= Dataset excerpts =
* * * * * * *

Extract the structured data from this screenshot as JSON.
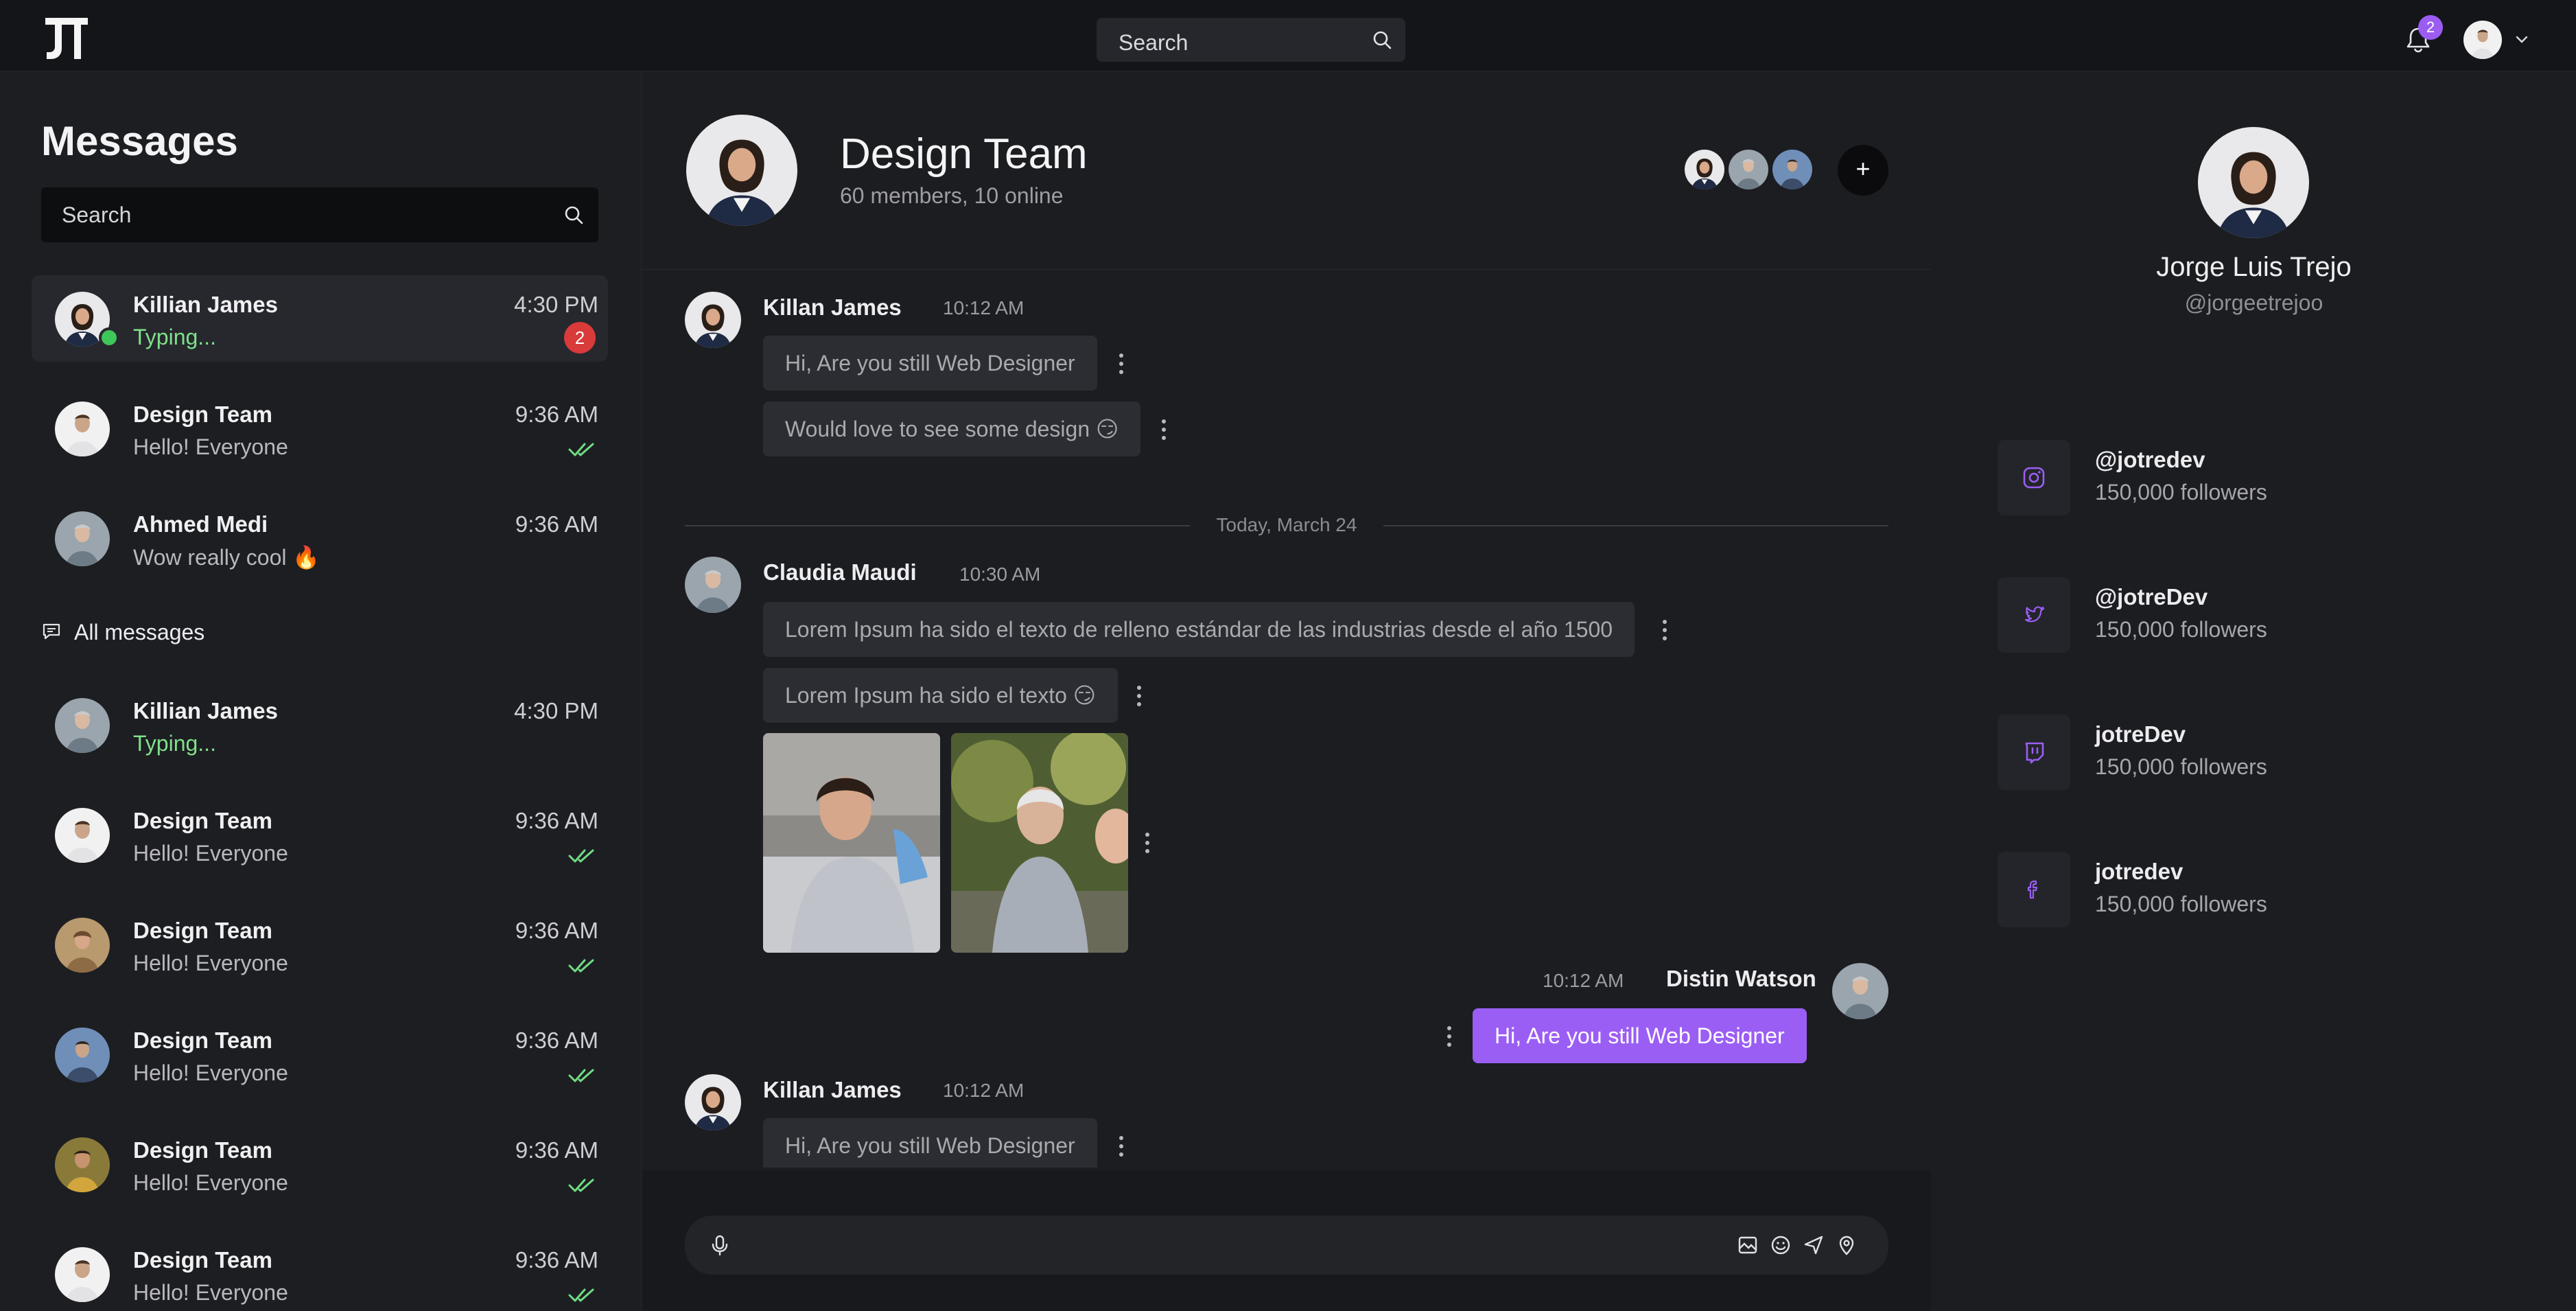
{
  "topbar": {
    "search_placeholder": "Search",
    "notification_count": "2"
  },
  "sidebar": {
    "title": "Messages",
    "search_placeholder": "Search",
    "pinned": [
      {
        "name": "Killian James",
        "message": "Typing...",
        "time": "4:30 PM",
        "unread": "2",
        "typing": true
      },
      {
        "name": "Design Team",
        "message": "Hello! Everyone",
        "time": "9:36 AM",
        "read": true
      },
      {
        "name": "Ahmed Medi",
        "message": "Wow really cool 🔥",
        "time": "9:36 AM"
      }
    ],
    "all_messages_label": "All messages",
    "all": [
      {
        "name": "Killian James",
        "message": "Typing...",
        "time": "4:30 PM",
        "typing": true
      },
      {
        "name": "Design Team",
        "message": "Hello! Everyone",
        "time": "9:36 AM",
        "read": true
      },
      {
        "name": "Design Team",
        "message": "Hello! Everyone",
        "time": "9:36 AM",
        "read": true
      },
      {
        "name": "Design Team",
        "message": "Hello! Everyone",
        "time": "9:36 AM",
        "read": true
      },
      {
        "name": "Design Team",
        "message": "Hello! Everyone",
        "time": "9:36 AM",
        "read": true
      },
      {
        "name": "Design Team",
        "message": "Hello! Everyone",
        "time": "9:36 AM",
        "read": true
      }
    ]
  },
  "chat": {
    "title": "Design Team",
    "subtitle": "60 members, 10 online",
    "add_label": "+",
    "date_divider": "Today, March 24",
    "messages": [
      {
        "author": "Killan James",
        "time": "10:12 AM",
        "bubbles": [
          "Hi, Are you still Web Designer",
          "Would love to see some design 😏"
        ]
      },
      {
        "author": "Claudia Maudi",
        "time": "10:30 AM",
        "bubbles": [
          "Lorem Ipsum ha sido el texto de relleno estándar de las industrias desde el año 1500",
          "Lorem Ipsum ha sido el texto 😏"
        ]
      },
      {
        "author": "Distin Watson",
        "time": "10:12 AM",
        "bubbles": [
          "Hi, Are you still Web Designer"
        ],
        "mine": true
      },
      {
        "author": "Killan James",
        "time": "10:12 AM",
        "bubbles": [
          "Hi, Are you still Web Designer"
        ]
      }
    ]
  },
  "profile": {
    "name": "Jorge Luis Trejo",
    "handle": "@jorgeetrejoo",
    "socials": [
      {
        "icon": "instagram-icon",
        "handle": "@jotredev",
        "followers": "150,000 followers"
      },
      {
        "icon": "twitter-icon",
        "handle": "@jotreDev",
        "followers": "150,000 followers"
      },
      {
        "icon": "twitch-icon",
        "handle": "jotreDev",
        "followers": "150,000 followers"
      },
      {
        "icon": "facebook-icon",
        "handle": "jotredev",
        "followers": "150,000 followers"
      }
    ]
  },
  "colors": {
    "accent": "#9b5ef4",
    "online": "#3ec65a",
    "typing": "#7fe08a",
    "unread_badge": "#d93a3a",
    "panel": "#1c1d21"
  }
}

* * * * * * *

= WHAT IS REQUIRED =
Repeat everything in the records precisely. Images are excluded from the copy.

= ANSWER TO THIS TASK =
Extract the structured data from this screenshot as JSON.
{
  "topbar": {
    "search_placeholder": "Search",
    "notification_count": "2"
  },
  "sidebar": {
    "title": "Messages",
    "search_placeholder": "Search",
    "pinned": [
      {
        "name": "Killian James",
        "message": "Typing...",
        "time": "4:30 PM",
        "unread": "2",
        "typing": true
      },
      {
        "name": "Design Team",
        "message": "Hello! Everyone",
        "time": "9:36 AM",
        "read": true
      },
      {
        "name": "Ahmed Medi",
        "message": "Wow really cool 🔥",
        "time": "9:36 AM"
      }
    ],
    "all_messages_label": "All messages",
    "all": [
      {
        "name": "Killian James",
        "message": "Typing...",
        "time": "4:30 PM",
        "typing": true
      },
      {
        "name": "Design Team",
        "message": "Hello! Everyone",
        "time": "9:36 AM",
        "read": true
      },
      {
        "name": "Design Team",
        "message": "Hello! Everyone",
        "time": "9:36 AM",
        "read": true
      },
      {
        "name": "Design Team",
        "message": "Hello! Everyone",
        "time": "9:36 AM",
        "read": true
      },
      {
        "name": "Design Team",
        "message": "Hello! Everyone",
        "time": "9:36 AM",
        "read": true
      },
      {
        "name": "Design Team",
        "message": "Hello! Everyone",
        "time": "9:36 AM",
        "read": true
      }
    ]
  },
  "chat": {
    "title": "Design Team",
    "subtitle": "60 members, 10 online",
    "add_label": "+",
    "date_divider": "Today, March 24",
    "messages": [
      {
        "author": "Killan James",
        "time": "10:12 AM",
        "bubbles": [
          "Hi, Are you still Web Designer",
          "Would love to see some design 😏"
        ]
      },
      {
        "author": "Claudia Maudi",
        "time": "10:30 AM",
        "bubbles": [
          "Lorem Ipsum ha sido el texto de relleno estándar de las industrias desde el año 1500",
          "Lorem Ipsum ha sido el texto 😏"
        ]
      },
      {
        "author": "Distin Watson",
        "time": "10:12 AM",
        "bubbles": [
          "Hi, Are you still Web Designer"
        ],
        "mine": true
      },
      {
        "author": "Killan James",
        "time": "10:12 AM",
        "bubbles": [
          "Hi, Are you still Web Designer"
        ]
      }
    ]
  },
  "profile": {
    "name": "Jorge Luis Trejo",
    "handle": "@jorgeetrejoo",
    "socials": [
      {
        "icon": "instagram-icon",
        "handle": "@jotredev",
        "followers": "150,000 followers"
      },
      {
        "icon": "twitter-icon",
        "handle": "@jotreDev",
        "followers": "150,000 followers"
      },
      {
        "icon": "twitch-icon",
        "handle": "jotreDev",
        "followers": "150,000 followers"
      },
      {
        "icon": "facebook-icon",
        "handle": "jotredev",
        "followers": "150,000 followers"
      }
    ]
  },
  "colors": {
    "accent": "#9b5ef4",
    "online": "#3ec65a",
    "typing": "#7fe08a",
    "unread_badge": "#d93a3a",
    "panel": "#1c1d21"
  }
}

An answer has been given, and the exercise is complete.